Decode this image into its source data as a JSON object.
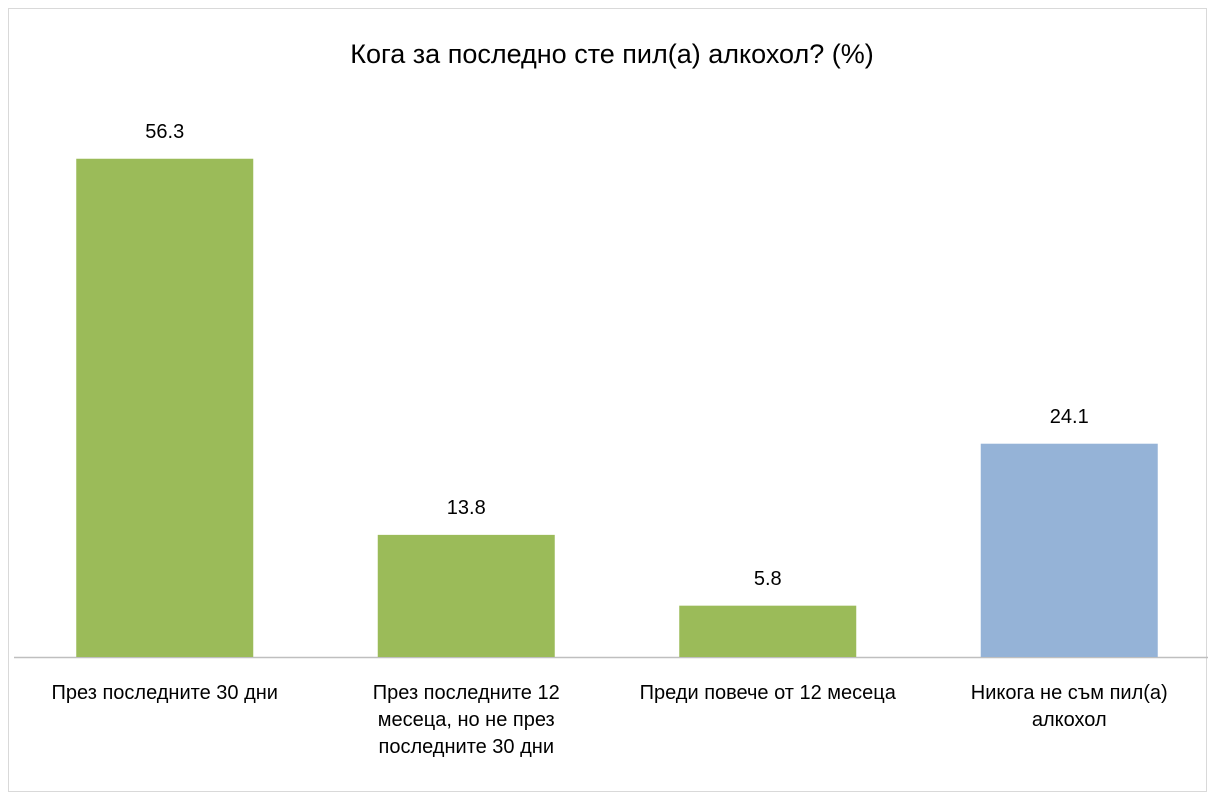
{
  "chart_data": {
    "type": "bar",
    "title": "Кога за последно сте пил(а) алкохол? (%)",
    "categories": [
      "През последните 30 дни",
      "През последните 12 месеца, но не през последните 30 дни",
      "Преди повече от 12 месеца",
      "Никога не съм пил(а) алкохол"
    ],
    "values": [
      56.3,
      13.8,
      5.8,
      24.1
    ],
    "colors": [
      "#9bbb59",
      "#9bbb59",
      "#9bbb59",
      "#95b3d7"
    ],
    "ylim": [
      0,
      60
    ]
  }
}
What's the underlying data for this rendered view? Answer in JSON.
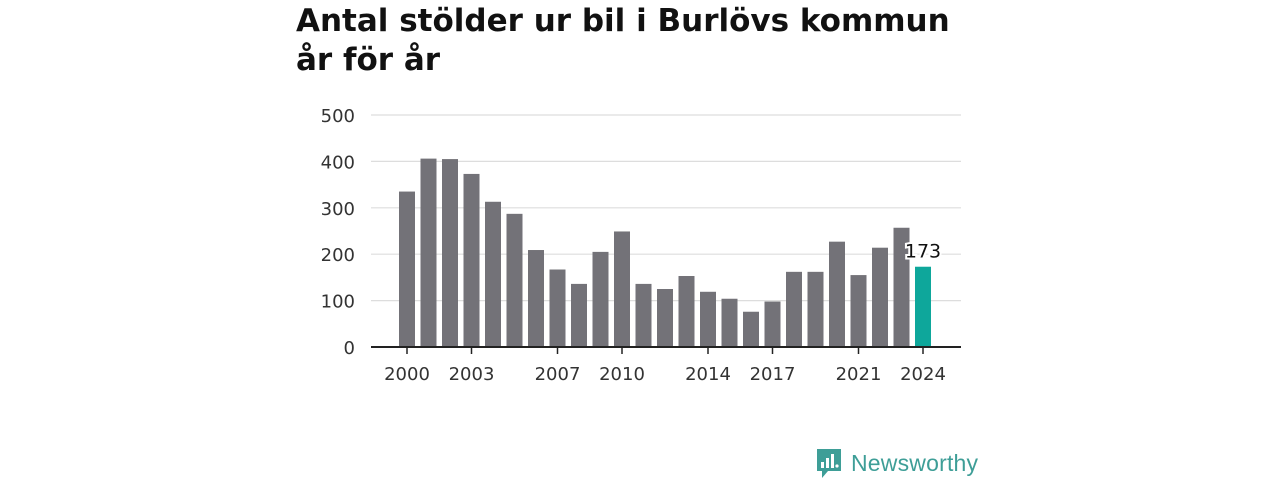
{
  "title": "Antal stölder ur bil i Burlövs kommun år för år",
  "brand": {
    "name": "Newsworthy",
    "logo_icon": "bar-chart-logo-icon",
    "color": "#3e9e97"
  },
  "colors": {
    "bar": "#737278",
    "highlight": "#0ea79b",
    "grid": "#dddddd",
    "axis": "#222222"
  },
  "chart_data": {
    "type": "bar",
    "title": "Antal stölder ur bil i Burlövs kommun år för år",
    "xlabel": "",
    "ylabel": "",
    "categories": [
      2000,
      2001,
      2002,
      2003,
      2004,
      2005,
      2006,
      2007,
      2008,
      2009,
      2010,
      2011,
      2012,
      2013,
      2014,
      2015,
      2016,
      2017,
      2018,
      2019,
      2020,
      2021,
      2022,
      2023,
      2024
    ],
    "values": [
      335,
      406,
      405,
      373,
      313,
      287,
      209,
      167,
      136,
      205,
      249,
      136,
      125,
      153,
      119,
      104,
      76,
      98,
      162,
      162,
      227,
      155,
      214,
      257,
      173
    ],
    "highlight_index": 24,
    "highlight_label": "173",
    "x_ticks": [
      2000,
      2003,
      2007,
      2010,
      2014,
      2017,
      2021,
      2024
    ],
    "y_ticks": [
      0,
      100,
      200,
      300,
      400,
      500
    ],
    "ylim": [
      0,
      500
    ],
    "grid": true
  }
}
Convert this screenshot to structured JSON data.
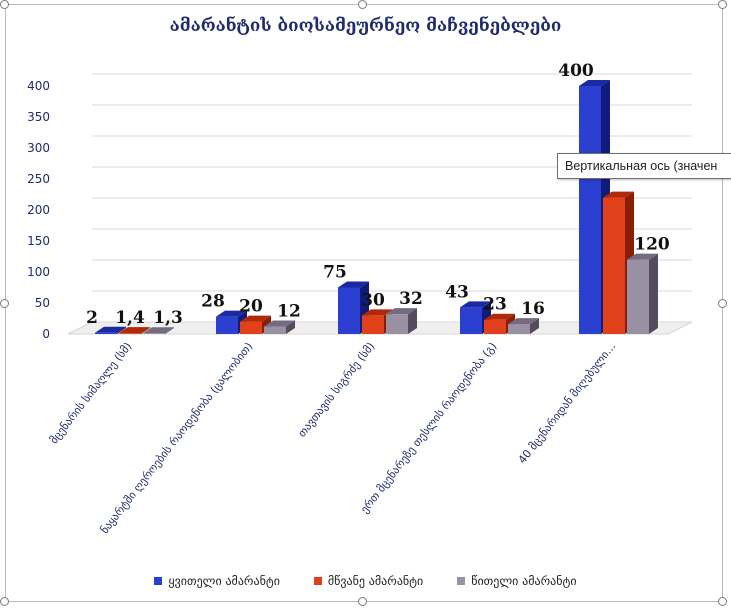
{
  "colors": {
    "series_front": [
      "#2b3fd0",
      "#e0401a",
      "#9a90a4"
    ],
    "series_top": [
      "#1b2aa0",
      "#b02a0a",
      "#756b80"
    ],
    "series_side": [
      "#101c7c",
      "#8a1e04",
      "#544b5e"
    ],
    "grid": "#d9d9d9",
    "title": "#1e2b6e",
    "axis_text": "#1e2b6e"
  },
  "tooltip": {
    "text": "Вертикальная ось (значен"
  },
  "chart_data": {
    "type": "bar",
    "title": "ამარანტის ბიოსამეურნეო მაჩვენებლები",
    "categories": [
      "მცენარის სიმაღლე (სმ)",
      "ნაყარტში ღეროების რაოდენობა (ცალობით)",
      "თავთავის სიგრძე (სმ)",
      "ერთ მცენარეზე თესლის რაოდენობა (გ)",
      "40 მცენარიდან მიღებული…"
    ],
    "series": [
      {
        "name": "ყვითელი ამარანტი",
        "values": [
          2,
          28,
          75,
          43,
          400
        ],
        "labels": [
          "2",
          "28",
          "75",
          "43",
          "400"
        ]
      },
      {
        "name": "მწვანე ამარანტი",
        "values": [
          1.4,
          20,
          30,
          23,
          220
        ],
        "labels": [
          "1,4",
          "20",
          "30",
          "23",
          ""
        ]
      },
      {
        "name": "წითელი ამარანტი",
        "values": [
          1.3,
          12,
          32,
          16,
          120
        ],
        "labels": [
          "1,3",
          "12",
          "32",
          "16",
          "120"
        ]
      }
    ],
    "yticks": [
      0,
      50,
      100,
      150,
      200,
      250,
      300,
      350,
      400
    ],
    "ylim": [
      0,
      400
    ],
    "grid": true,
    "legend": "bottom"
  }
}
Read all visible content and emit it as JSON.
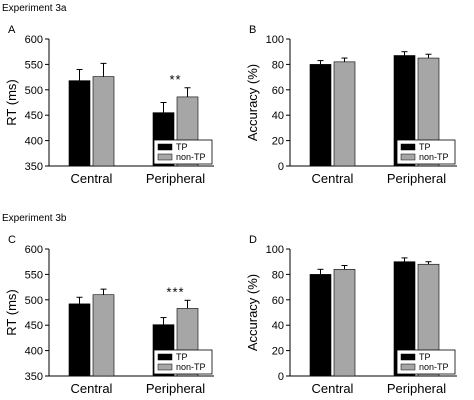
{
  "figure": {
    "experiments": [
      {
        "title": "Experiment 3a"
      },
      {
        "title": "Experiment 3b"
      }
    ]
  },
  "colors": {
    "tp": "#000000",
    "non_tp": "#a6a6a6",
    "axis": "#000000"
  },
  "chart_data": [
    {
      "type": "bar",
      "panel": "A",
      "experiment": "Experiment 3a",
      "ylabel": "RT (ms)",
      "xlabel": "",
      "ylim": [
        350,
        600
      ],
      "yticks": [
        350,
        400,
        450,
        500,
        550,
        600
      ],
      "categories": [
        "Central",
        "Peripheral"
      ],
      "series": [
        {
          "name": "TP",
          "color": "#000000",
          "values": [
            518,
            455
          ],
          "errors": [
            22,
            20
          ]
        },
        {
          "name": "non-TP",
          "color": "#a6a6a6",
          "values": [
            526,
            486
          ],
          "errors": [
            26,
            18
          ]
        }
      ],
      "annotations": [
        {
          "category": "Peripheral",
          "text": "**"
        }
      ],
      "legend": {
        "position": "bottom-right",
        "entries": [
          "TP",
          "non-TP"
        ]
      },
      "grid": false
    },
    {
      "type": "bar",
      "panel": "B",
      "experiment": "Experiment 3a",
      "ylabel": "Accuracy (%)",
      "xlabel": "",
      "ylim": [
        0,
        100
      ],
      "yticks": [
        0,
        20,
        40,
        60,
        80,
        100
      ],
      "categories": [
        "Central",
        "Peripheral"
      ],
      "series": [
        {
          "name": "TP",
          "color": "#000000",
          "values": [
            80,
            87
          ],
          "errors": [
            3,
            3
          ]
        },
        {
          "name": "non-TP",
          "color": "#a6a6a6",
          "values": [
            82,
            85
          ],
          "errors": [
            3,
            3
          ]
        }
      ],
      "annotations": [],
      "legend": {
        "position": "bottom-right",
        "entries": [
          "TP",
          "non-TP"
        ]
      },
      "grid": false
    },
    {
      "type": "bar",
      "panel": "C",
      "experiment": "Experiment 3b",
      "ylabel": "RT (ms)",
      "xlabel": "",
      "ylim": [
        350,
        600
      ],
      "yticks": [
        350,
        400,
        450,
        500,
        550,
        600
      ],
      "categories": [
        "Central",
        "Peripheral"
      ],
      "series": [
        {
          "name": "TP",
          "color": "#000000",
          "values": [
            492,
            451
          ],
          "errors": [
            13,
            14
          ]
        },
        {
          "name": "non-TP",
          "color": "#a6a6a6",
          "values": [
            510,
            483
          ],
          "errors": [
            11,
            16
          ]
        }
      ],
      "annotations": [
        {
          "category": "Peripheral",
          "text": "***"
        }
      ],
      "legend": {
        "position": "bottom-right",
        "entries": [
          "TP",
          "non-TP"
        ]
      },
      "grid": false
    },
    {
      "type": "bar",
      "panel": "D",
      "experiment": "Experiment 3b",
      "ylabel": "Accuracy (%)",
      "xlabel": "",
      "ylim": [
        0,
        100
      ],
      "yticks": [
        0,
        20,
        40,
        60,
        80,
        100
      ],
      "categories": [
        "Central",
        "Peripheral"
      ],
      "series": [
        {
          "name": "TP",
          "color": "#000000",
          "values": [
            80,
            90
          ],
          "errors": [
            4,
            3
          ]
        },
        {
          "name": "non-TP",
          "color": "#a6a6a6",
          "values": [
            84,
            88
          ],
          "errors": [
            3,
            2
          ]
        }
      ],
      "annotations": [],
      "legend": {
        "position": "bottom-right",
        "entries": [
          "TP",
          "non-TP"
        ]
      },
      "grid": false
    }
  ]
}
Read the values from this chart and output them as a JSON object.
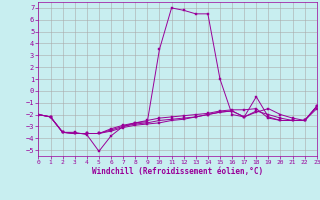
{
  "xlabel": "Windchill (Refroidissement éolien,°C)",
  "background_color": "#c8eef0",
  "grid_color": "#aaaaaa",
  "line_color": "#990099",
  "xlim": [
    0,
    23
  ],
  "ylim": [
    -5.5,
    7.5
  ],
  "xticks": [
    0,
    1,
    2,
    3,
    4,
    5,
    6,
    7,
    8,
    9,
    10,
    11,
    12,
    13,
    14,
    15,
    16,
    17,
    18,
    19,
    20,
    21,
    22,
    23
  ],
  "yticks": [
    -5,
    -4,
    -3,
    -2,
    -1,
    0,
    1,
    2,
    3,
    4,
    5,
    6,
    7
  ],
  "line_main": [
    -2.0,
    -2.2,
    -3.5,
    -3.5,
    -3.7,
    -5.1,
    -3.8,
    -3.0,
    -2.7,
    -2.6,
    3.5,
    7.0,
    6.8,
    6.5,
    6.5,
    1.0,
    -2.0,
    -2.2,
    -0.5,
    -2.2,
    -2.5,
    -2.5,
    -2.5,
    -1.5
  ],
  "line2": [
    -2.0,
    -2.2,
    -3.5,
    -3.6,
    -3.6,
    -3.6,
    -3.4,
    -3.1,
    -2.9,
    -2.8,
    -2.7,
    -2.5,
    -2.4,
    -2.2,
    -2.0,
    -1.8,
    -1.7,
    -2.2,
    -1.8,
    -1.5,
    -2.0,
    -2.3,
    -2.5,
    -1.3
  ],
  "line3": [
    -2.0,
    -2.2,
    -3.5,
    -3.6,
    -3.6,
    -3.6,
    -3.3,
    -3.0,
    -2.8,
    -2.7,
    -2.5,
    -2.4,
    -2.3,
    -2.2,
    -2.0,
    -1.8,
    -1.7,
    -2.2,
    -1.7,
    -2.0,
    -2.3,
    -2.5,
    -2.5,
    -1.3
  ],
  "line4": [
    -2.0,
    -2.2,
    -3.5,
    -3.6,
    -3.6,
    -3.6,
    -3.2,
    -2.9,
    -2.7,
    -2.5,
    -2.3,
    -2.2,
    -2.1,
    -2.0,
    -1.9,
    -1.7,
    -1.6,
    -1.6,
    -1.5,
    -2.3,
    -2.5,
    -2.5,
    -2.5,
    -1.3
  ]
}
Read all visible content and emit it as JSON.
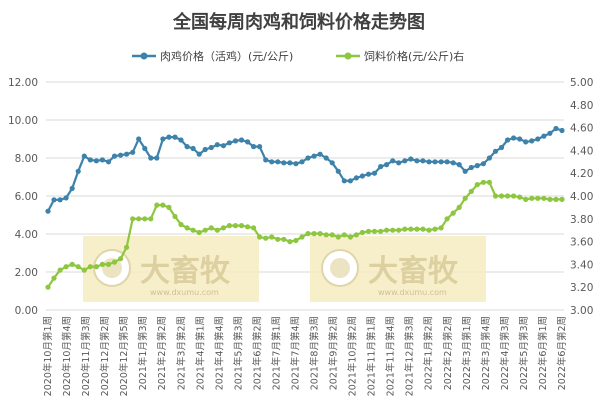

■ **Exercise aim**: Where a line holds "რაოდენობა", copy that line.

■ **Completed task**:
      "ნაყარტში ღეროების რაოდენობა (ცალობით)",
      "ერთ მცენარეზე თესლის რაოდენობა (გ)",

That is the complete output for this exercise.